— START Provided entries —

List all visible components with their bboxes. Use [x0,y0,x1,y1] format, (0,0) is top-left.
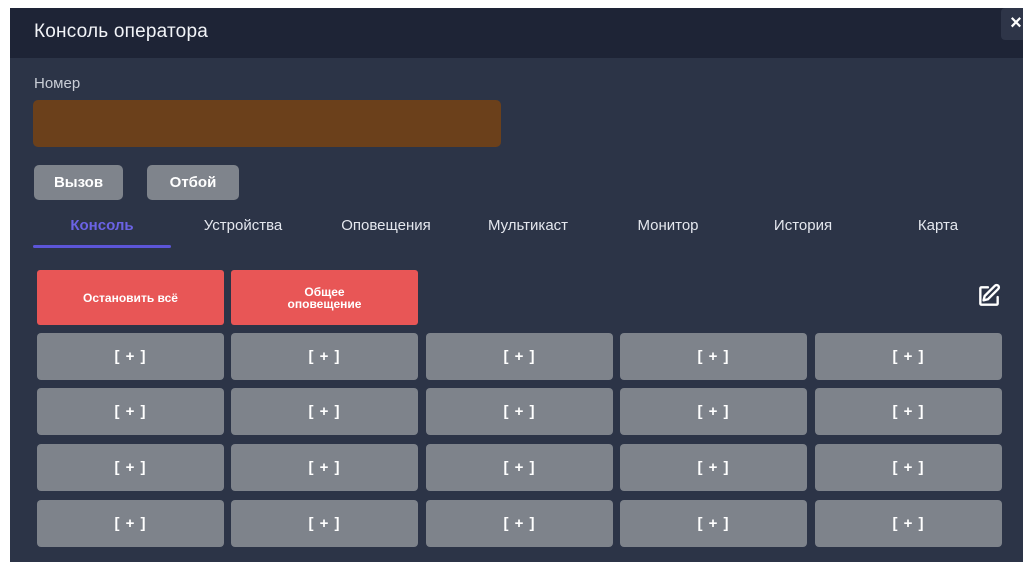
active-tab-indicator [33,245,171,248]
general-broadcast-label: Общее оповещение [287,284,362,311]
add-slot-button[interactable]: [ + ] [815,500,1002,547]
tab-monitor[interactable]: Монитор [623,217,713,234]
number-label: Номер [34,75,81,92]
add-slot-button[interactable]: [ + ] [620,500,807,547]
add-slot-button[interactable]: [ + ] [620,333,807,380]
dialog-title: Консоль оператора [34,21,208,42]
tab-history[interactable]: История [758,217,848,234]
add-slot-button[interactable]: [ + ] [231,500,418,547]
tab-console[interactable]: Консоль [33,217,171,234]
add-slot-button[interactable]: [ + ] [37,500,224,547]
edit-icon[interactable] [976,283,1002,309]
tab-bar: Консоль Устройства Оповещения Мультикаст… [33,213,1008,253]
stop-all-button[interactable]: Остановить всё [37,270,224,325]
add-slot-button[interactable]: [ + ] [231,444,418,491]
number-input[interactable] [33,100,501,147]
tab-multicast[interactable]: Мультикаст [473,217,583,234]
add-slot-button[interactable]: [ + ] [37,333,224,380]
add-slot-button[interactable]: [ + ] [620,444,807,491]
add-slot-button[interactable]: [ + ] [426,500,613,547]
add-slot-button[interactable]: [ + ] [815,333,1002,380]
add-slot-button[interactable]: [ + ] [620,388,807,435]
close-button[interactable]: × [1001,8,1023,40]
add-slot-button[interactable]: [ + ] [815,388,1002,435]
add-slot-button[interactable]: [ + ] [426,388,613,435]
title-bar: Консоль оператора [10,8,1023,58]
stop-all-label: Остановить всё [83,290,178,305]
add-slot-button[interactable]: [ + ] [815,444,1002,491]
tab-notifications[interactable]: Оповещения [326,217,446,234]
add-slot-button[interactable]: [ + ] [37,444,224,491]
call-button[interactable]: Вызов [34,165,123,200]
operator-console-dialog: Консоль оператора × Номер Вызов Отбой Ко… [10,8,1023,562]
tab-devices[interactable]: Устройства [193,217,293,234]
hangup-button[interactable]: Отбой [147,165,239,200]
tab-map[interactable]: Карта [903,217,973,234]
add-slot-button[interactable]: [ + ] [231,388,418,435]
add-slot-button[interactable]: [ + ] [37,388,224,435]
add-slot-button[interactable]: [ + ] [231,333,418,380]
add-slot-button[interactable]: [ + ] [426,444,613,491]
general-broadcast-button[interactable]: Общее оповещение [231,270,418,325]
add-slot-button[interactable]: [ + ] [426,333,613,380]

— END Provided entries —

Copy out the lines of the items word for word, from the line with "active-tab-indicator [33,245,171,248]" up to and including the line with "tab-map[interactable]: Карта [903,217,973,234]".

active-tab-indicator [33,245,171,248]
general-broadcast-label: Общее оповещение [287,284,362,311]
add-slot-button[interactable]: [ + ] [815,500,1002,547]
tab-monitor[interactable]: Монитор [623,217,713,234]
number-label: Номер [34,75,81,92]
add-slot-button[interactable]: [ + ] [620,500,807,547]
add-slot-button[interactable]: [ + ] [620,333,807,380]
dialog-title: Консоль оператора [34,21,208,42]
tab-history[interactable]: История [758,217,848,234]
add-slot-button[interactable]: [ + ] [231,500,418,547]
tab-console[interactable]: Консоль [33,217,171,234]
add-slot-button[interactable]: [ + ] [37,500,224,547]
edit-icon[interactable] [976,283,1002,309]
tab-bar: Консоль Устройства Оповещения Мультикаст… [33,213,1008,253]
stop-all-button[interactable]: Остановить всё [37,270,224,325]
add-slot-button[interactable]: [ + ] [231,444,418,491]
number-input[interactable] [33,100,501,147]
tab-multicast[interactable]: Мультикаст [473,217,583,234]
add-slot-button[interactable]: [ + ] [37,333,224,380]
add-slot-button[interactable]: [ + ] [620,444,807,491]
add-slot-button[interactable]: [ + ] [426,500,613,547]
add-slot-button[interactable]: [ + ] [815,333,1002,380]
add-slot-button[interactable]: [ + ] [620,388,807,435]
close-button[interactable]: × [1001,8,1023,40]
add-slot-button[interactable]: [ + ] [815,388,1002,435]
add-slot-button[interactable]: [ + ] [426,388,613,435]
title-bar: Консоль оператора [10,8,1023,58]
stop-all-label: Остановить всё [83,290,178,305]
add-slot-button[interactable]: [ + ] [815,444,1002,491]
tab-notifications[interactable]: Оповещения [326,217,446,234]
add-slot-button[interactable]: [ + ] [37,444,224,491]
call-button[interactable]: Вызов [34,165,123,200]
operator-console-dialog: Консоль оператора × Номер Вызов Отбой Ко… [10,8,1023,562]
tab-devices[interactable]: Устройства [193,217,293,234]
hangup-button[interactable]: Отбой [147,165,239,200]
tab-map[interactable]: Карта [903,217,973,234]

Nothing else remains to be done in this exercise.